→ **JOB**: Restate the data below word for word. Skip any images it contains.

Figure dataset records:
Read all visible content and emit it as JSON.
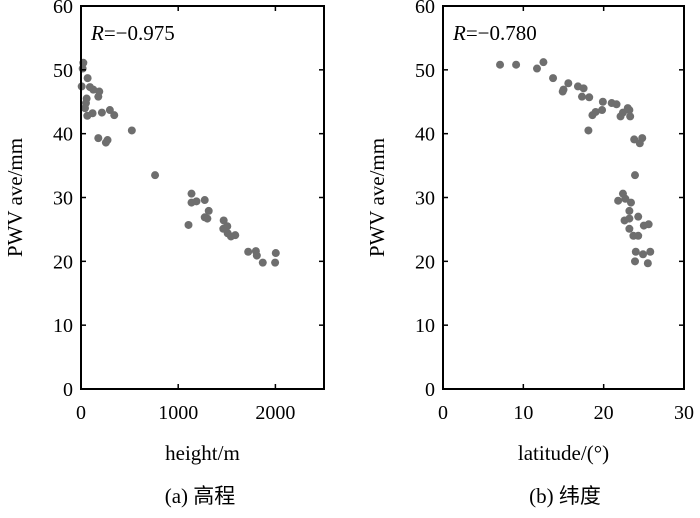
{
  "chart_data": [
    {
      "type": "scatter",
      "caption": "(a) 高程",
      "annotation_prefix": "R",
      "annotation_value": "=−0.975",
      "xlabel": "height/m",
      "ylabel": "PWV ave/mm",
      "xlim": [
        0,
        2500
      ],
      "ylim": [
        0,
        60
      ],
      "xticks": [
        0,
        1000,
        2000
      ],
      "xtick_labels": [
        "0",
        "1000",
        "2000"
      ],
      "yticks": [
        0,
        10,
        20,
        30,
        40,
        50,
        60
      ],
      "ytick_labels": [
        "0",
        "10",
        "20",
        "30",
        "40",
        "50",
        "60"
      ],
      "grid": false,
      "marker_color": "#6e6e6e",
      "points": [
        [
          24,
          51.1
        ],
        [
          17,
          50.2
        ],
        [
          7,
          47.4
        ],
        [
          68,
          48.7
        ],
        [
          92,
          47.3
        ],
        [
          126,
          46.9
        ],
        [
          188,
          46.6
        ],
        [
          178,
          45.8
        ],
        [
          58,
          45.5
        ],
        [
          51,
          44.8
        ],
        [
          41,
          44.0
        ],
        [
          65,
          42.8
        ],
        [
          119,
          43.2
        ],
        [
          215,
          43.3
        ],
        [
          297,
          43.7
        ],
        [
          342,
          42.9
        ],
        [
          523,
          40.5
        ],
        [
          178,
          39.3
        ],
        [
          256,
          38.6
        ],
        [
          273,
          39.0
        ],
        [
          762,
          33.5
        ],
        [
          1137,
          30.6
        ],
        [
          1137,
          29.2
        ],
        [
          1188,
          29.4
        ],
        [
          1273,
          29.6
        ],
        [
          1106,
          25.7
        ],
        [
          1314,
          27.9
        ],
        [
          1273,
          26.9
        ],
        [
          1300,
          26.7
        ],
        [
          1468,
          26.4
        ],
        [
          1505,
          25.5
        ],
        [
          1464,
          25.1
        ],
        [
          1509,
          24.4
        ],
        [
          1543,
          23.9
        ],
        [
          1587,
          24.1
        ],
        [
          1720,
          21.5
        ],
        [
          1799,
          21.6
        ],
        [
          1809,
          20.9
        ],
        [
          1870,
          19.8
        ],
        [
          1997,
          19.8
        ],
        [
          2004,
          21.3
        ]
      ]
    },
    {
      "type": "scatter",
      "caption": "(b) 纬度",
      "annotation_prefix": "R",
      "annotation_value": "=−0.780",
      "xlabel": "latitude/(°)",
      "ylabel": "PWV ave/mm",
      "xlim": [
        0,
        30
      ],
      "ylim": [
        0,
        60
      ],
      "xticks": [
        0,
        10,
        20,
        30
      ],
      "xtick_labels": [
        "0",
        "10",
        "20",
        "30"
      ],
      "yticks": [
        0,
        10,
        20,
        30,
        40,
        50,
        60
      ],
      "ytick_labels": [
        "0",
        "10",
        "20",
        "30",
        "40",
        "50",
        "60"
      ],
      "grid": false,
      "marker_color": "#6e6e6e",
      "points": [
        [
          7.1,
          50.8
        ],
        [
          9.1,
          50.8
        ],
        [
          11.7,
          50.2
        ],
        [
          12.5,
          51.2
        ],
        [
          13.7,
          48.7
        ],
        [
          14.9,
          46.6
        ],
        [
          15.0,
          46.9
        ],
        [
          15.6,
          47.9
        ],
        [
          16.8,
          47.4
        ],
        [
          17.5,
          47.1
        ],
        [
          17.3,
          45.8
        ],
        [
          18.2,
          45.7
        ],
        [
          18.6,
          42.9
        ],
        [
          19.0,
          43.4
        ],
        [
          19.8,
          43.7
        ],
        [
          19.9,
          45.0
        ],
        [
          21.0,
          44.8
        ],
        [
          21.6,
          44.6
        ],
        [
          18.1,
          40.5
        ],
        [
          22.1,
          42.7
        ],
        [
          22.4,
          43.3
        ],
        [
          23.0,
          44.0
        ],
        [
          23.2,
          43.7
        ],
        [
          23.3,
          42.7
        ],
        [
          23.8,
          39.1
        ],
        [
          24.8,
          39.3
        ],
        [
          24.5,
          38.5
        ],
        [
          23.9,
          33.5
        ],
        [
          22.4,
          30.6
        ],
        [
          21.8,
          29.5
        ],
        [
          22.7,
          29.8
        ],
        [
          23.4,
          29.2
        ],
        [
          23.2,
          27.9
        ],
        [
          22.6,
          26.4
        ],
        [
          23.2,
          26.7
        ],
        [
          24.3,
          27.0
        ],
        [
          23.2,
          25.1
        ],
        [
          25.0,
          25.6
        ],
        [
          25.6,
          25.8
        ],
        [
          23.7,
          24.0
        ],
        [
          24.3,
          24.0
        ],
        [
          24.0,
          21.5
        ],
        [
          24.9,
          21.1
        ],
        [
          25.8,
          21.5
        ],
        [
          23.9,
          20.0
        ],
        [
          25.5,
          19.7
        ]
      ]
    }
  ]
}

→ **CORRECT RESULT**:
Read all visible content and emit it as JSON.
{
  "chart_data": [
    {
      "type": "scatter",
      "caption": "(a) 高程",
      "annotation_prefix": "R",
      "annotation_value": "=−0.975",
      "xlabel": "height/m",
      "ylabel": "PWV ave/mm",
      "xlim": [
        0,
        2500
      ],
      "ylim": [
        0,
        60
      ],
      "xticks": [
        0,
        1000,
        2000
      ],
      "xtick_labels": [
        "0",
        "1000",
        "2000"
      ],
      "yticks": [
        0,
        10,
        20,
        30,
        40,
        50,
        60
      ],
      "ytick_labels": [
        "0",
        "10",
        "20",
        "30",
        "40",
        "50",
        "60"
      ],
      "grid": false,
      "marker_color": "#6e6e6e",
      "points": [
        [
          24,
          51.1
        ],
        [
          17,
          50.2
        ],
        [
          7,
          47.4
        ],
        [
          68,
          48.7
        ],
        [
          92,
          47.3
        ],
        [
          126,
          46.9
        ],
        [
          188,
          46.6
        ],
        [
          178,
          45.8
        ],
        [
          58,
          45.5
        ],
        [
          51,
          44.8
        ],
        [
          41,
          44.0
        ],
        [
          65,
          42.8
        ],
        [
          119,
          43.2
        ],
        [
          215,
          43.3
        ],
        [
          297,
          43.7
        ],
        [
          342,
          42.9
        ],
        [
          523,
          40.5
        ],
        [
          178,
          39.3
        ],
        [
          256,
          38.6
        ],
        [
          273,
          39.0
        ],
        [
          762,
          33.5
        ],
        [
          1137,
          30.6
        ],
        [
          1137,
          29.2
        ],
        [
          1188,
          29.4
        ],
        [
          1273,
          29.6
        ],
        [
          1106,
          25.7
        ],
        [
          1314,
          27.9
        ],
        [
          1273,
          26.9
        ],
        [
          1300,
          26.7
        ],
        [
          1468,
          26.4
        ],
        [
          1505,
          25.5
        ],
        [
          1464,
          25.1
        ],
        [
          1509,
          24.4
        ],
        [
          1543,
          23.9
        ],
        [
          1587,
          24.1
        ],
        [
          1720,
          21.5
        ],
        [
          1799,
          21.6
        ],
        [
          1809,
          20.9
        ],
        [
          1870,
          19.8
        ],
        [
          1997,
          19.8
        ],
        [
          2004,
          21.3
        ]
      ]
    },
    {
      "type": "scatter",
      "caption": "(b) 纬度",
      "annotation_prefix": "R",
      "annotation_value": "=−0.780",
      "xlabel": "latitude/(°)",
      "ylabel": "PWV ave/mm",
      "xlim": [
        0,
        30
      ],
      "ylim": [
        0,
        60
      ],
      "xticks": [
        0,
        10,
        20,
        30
      ],
      "xtick_labels": [
        "0",
        "10",
        "20",
        "30"
      ],
      "yticks": [
        0,
        10,
        20,
        30,
        40,
        50,
        60
      ],
      "ytick_labels": [
        "0",
        "10",
        "20",
        "30",
        "40",
        "50",
        "60"
      ],
      "grid": false,
      "marker_color": "#6e6e6e",
      "points": [
        [
          7.1,
          50.8
        ],
        [
          9.1,
          50.8
        ],
        [
          11.7,
          50.2
        ],
        [
          12.5,
          51.2
        ],
        [
          13.7,
          48.7
        ],
        [
          14.9,
          46.6
        ],
        [
          15.0,
          46.9
        ],
        [
          15.6,
          47.9
        ],
        [
          16.8,
          47.4
        ],
        [
          17.5,
          47.1
        ],
        [
          17.3,
          45.8
        ],
        [
          18.2,
          45.7
        ],
        [
          18.6,
          42.9
        ],
        [
          19.0,
          43.4
        ],
        [
          19.8,
          43.7
        ],
        [
          19.9,
          45.0
        ],
        [
          21.0,
          44.8
        ],
        [
          21.6,
          44.6
        ],
        [
          18.1,
          40.5
        ],
        [
          22.1,
          42.7
        ],
        [
          22.4,
          43.3
        ],
        [
          23.0,
          44.0
        ],
        [
          23.2,
          43.7
        ],
        [
          23.3,
          42.7
        ],
        [
          23.8,
          39.1
        ],
        [
          24.8,
          39.3
        ],
        [
          24.5,
          38.5
        ],
        [
          23.9,
          33.5
        ],
        [
          22.4,
          30.6
        ],
        [
          21.8,
          29.5
        ],
        [
          22.7,
          29.8
        ],
        [
          23.4,
          29.2
        ],
        [
          23.2,
          27.9
        ],
        [
          22.6,
          26.4
        ],
        [
          23.2,
          26.7
        ],
        [
          24.3,
          27.0
        ],
        [
          23.2,
          25.1
        ],
        [
          25.0,
          25.6
        ],
        [
          25.6,
          25.8
        ],
        [
          23.7,
          24.0
        ],
        [
          24.3,
          24.0
        ],
        [
          24.0,
          21.5
        ],
        [
          24.9,
          21.1
        ],
        [
          25.8,
          21.5
        ],
        [
          23.9,
          20.0
        ],
        [
          25.5,
          19.7
        ]
      ]
    }
  ]
}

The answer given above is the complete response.